* _Available records_:
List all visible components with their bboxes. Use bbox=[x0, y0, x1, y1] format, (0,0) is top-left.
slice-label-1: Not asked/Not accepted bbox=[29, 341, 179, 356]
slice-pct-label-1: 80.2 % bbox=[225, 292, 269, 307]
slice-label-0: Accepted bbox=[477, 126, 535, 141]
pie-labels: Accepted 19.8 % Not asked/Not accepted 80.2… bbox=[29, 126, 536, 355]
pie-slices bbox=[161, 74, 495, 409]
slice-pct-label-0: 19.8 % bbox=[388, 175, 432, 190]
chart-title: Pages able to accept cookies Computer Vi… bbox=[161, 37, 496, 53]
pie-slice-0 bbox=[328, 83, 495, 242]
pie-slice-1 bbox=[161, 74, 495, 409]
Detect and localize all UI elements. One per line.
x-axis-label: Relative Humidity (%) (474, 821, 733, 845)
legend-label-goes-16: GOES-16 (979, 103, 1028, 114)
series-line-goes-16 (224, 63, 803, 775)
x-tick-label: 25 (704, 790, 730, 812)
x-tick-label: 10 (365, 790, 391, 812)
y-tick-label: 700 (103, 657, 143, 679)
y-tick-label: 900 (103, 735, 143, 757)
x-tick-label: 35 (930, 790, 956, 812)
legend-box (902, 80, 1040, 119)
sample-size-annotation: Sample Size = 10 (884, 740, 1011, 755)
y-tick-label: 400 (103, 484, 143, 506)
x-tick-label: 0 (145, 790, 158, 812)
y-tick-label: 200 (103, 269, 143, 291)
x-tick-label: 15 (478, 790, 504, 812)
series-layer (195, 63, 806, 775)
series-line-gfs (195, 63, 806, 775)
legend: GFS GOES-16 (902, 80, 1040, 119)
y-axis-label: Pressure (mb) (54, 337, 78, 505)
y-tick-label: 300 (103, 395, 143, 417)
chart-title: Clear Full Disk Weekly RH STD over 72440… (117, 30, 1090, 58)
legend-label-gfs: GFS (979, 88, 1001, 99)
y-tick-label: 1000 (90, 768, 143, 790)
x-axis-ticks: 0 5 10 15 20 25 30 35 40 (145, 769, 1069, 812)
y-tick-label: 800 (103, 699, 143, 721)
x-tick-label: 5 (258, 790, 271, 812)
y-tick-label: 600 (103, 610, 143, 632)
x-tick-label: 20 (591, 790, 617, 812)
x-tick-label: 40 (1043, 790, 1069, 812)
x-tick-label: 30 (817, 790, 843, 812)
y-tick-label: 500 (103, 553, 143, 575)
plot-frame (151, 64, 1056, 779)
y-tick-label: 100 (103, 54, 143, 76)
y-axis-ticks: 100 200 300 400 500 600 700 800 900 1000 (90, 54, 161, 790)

* _What the task requires_: Recast all of the records above as one numbered list, one line per item, and leave out any blank lines.

* _Answer to the problem_:
1. List all visible components with their bboxes. Use bbox=[x0, y0, x1, y1] format, (0,0) is top-left.
2. slice-label-1: Not asked/Not accepted bbox=[29, 341, 179, 356]
3. slice-pct-label-1: 80.2 % bbox=[225, 292, 269, 307]
4. slice-label-0: Accepted bbox=[477, 126, 535, 141]
5. pie-labels: Accepted 19.8 % Not asked/Not accepted 80.2… bbox=[29, 126, 536, 355]
6. pie-slices bbox=[161, 74, 495, 409]
7. slice-pct-label-0: 19.8 % bbox=[388, 175, 432, 190]
8. chart-title: Pages able to accept cookies Computer Vi… bbox=[161, 37, 496, 53]
9. pie-slice-0 bbox=[328, 83, 495, 242]
10. pie-slice-1 bbox=[161, 74, 495, 409]
11. Detect and localize all UI elements. One per line.
12. x-axis-label: Relative Humidity (%) (474, 821, 733, 845)
13. legend-label-goes-16: GOES-16 (979, 103, 1028, 114)
14. series-line-goes-16 (224, 63, 803, 775)
15. x-tick-label: 25 (704, 790, 730, 812)
16. x-tick-label: 10 (365, 790, 391, 812)
17. y-tick-label: 700 (103, 657, 143, 679)
18. y-tick-label: 900 (103, 735, 143, 757)
19. x-tick-label: 35 (930, 790, 956, 812)
20. legend-box (902, 80, 1040, 119)
21. sample-size-annotation: Sample Size = 10 (884, 740, 1011, 755)
22. y-tick-label: 400 (103, 484, 143, 506)
23. x-tick-label: 0 (145, 790, 158, 812)
24. y-tick-label: 200 (103, 269, 143, 291)
25. x-tick-label: 15 (478, 790, 504, 812)
26. series-layer (195, 63, 806, 775)
27. series-line-gfs (195, 63, 806, 775)
28. legend: GFS GOES-16 (902, 80, 1040, 119)
29. y-axis-label: Pressure (mb) (54, 337, 78, 505)
30. y-tick-label: 300 (103, 395, 143, 417)
31. chart-title: Clear Full Disk Weekly RH STD over 72440… (117, 30, 1090, 58)
32. legend-label-gfs: GFS (979, 88, 1001, 99)
33. y-tick-label: 1000 (90, 768, 143, 790)
34. x-axis-ticks: 0 5 10 15 20 25 30 35 40 (145, 769, 1069, 812)
35. y-tick-label: 800 (103, 699, 143, 721)
36. x-tick-label: 5 (258, 790, 271, 812)
37. y-tick-label: 600 (103, 610, 143, 632)
38. x-tick-label: 20 (591, 790, 617, 812)
39. x-tick-label: 40 (1043, 790, 1069, 812)
40. x-tick-label: 30 (817, 790, 843, 812)
41. y-tick-label: 500 (103, 553, 143, 575)
42. plot-frame (151, 64, 1056, 779)
43. y-tick-label: 100 (103, 54, 143, 76)
44. y-axis-ticks: 100 200 300 400 500 600 700 800 900 1000 (90, 54, 161, 790)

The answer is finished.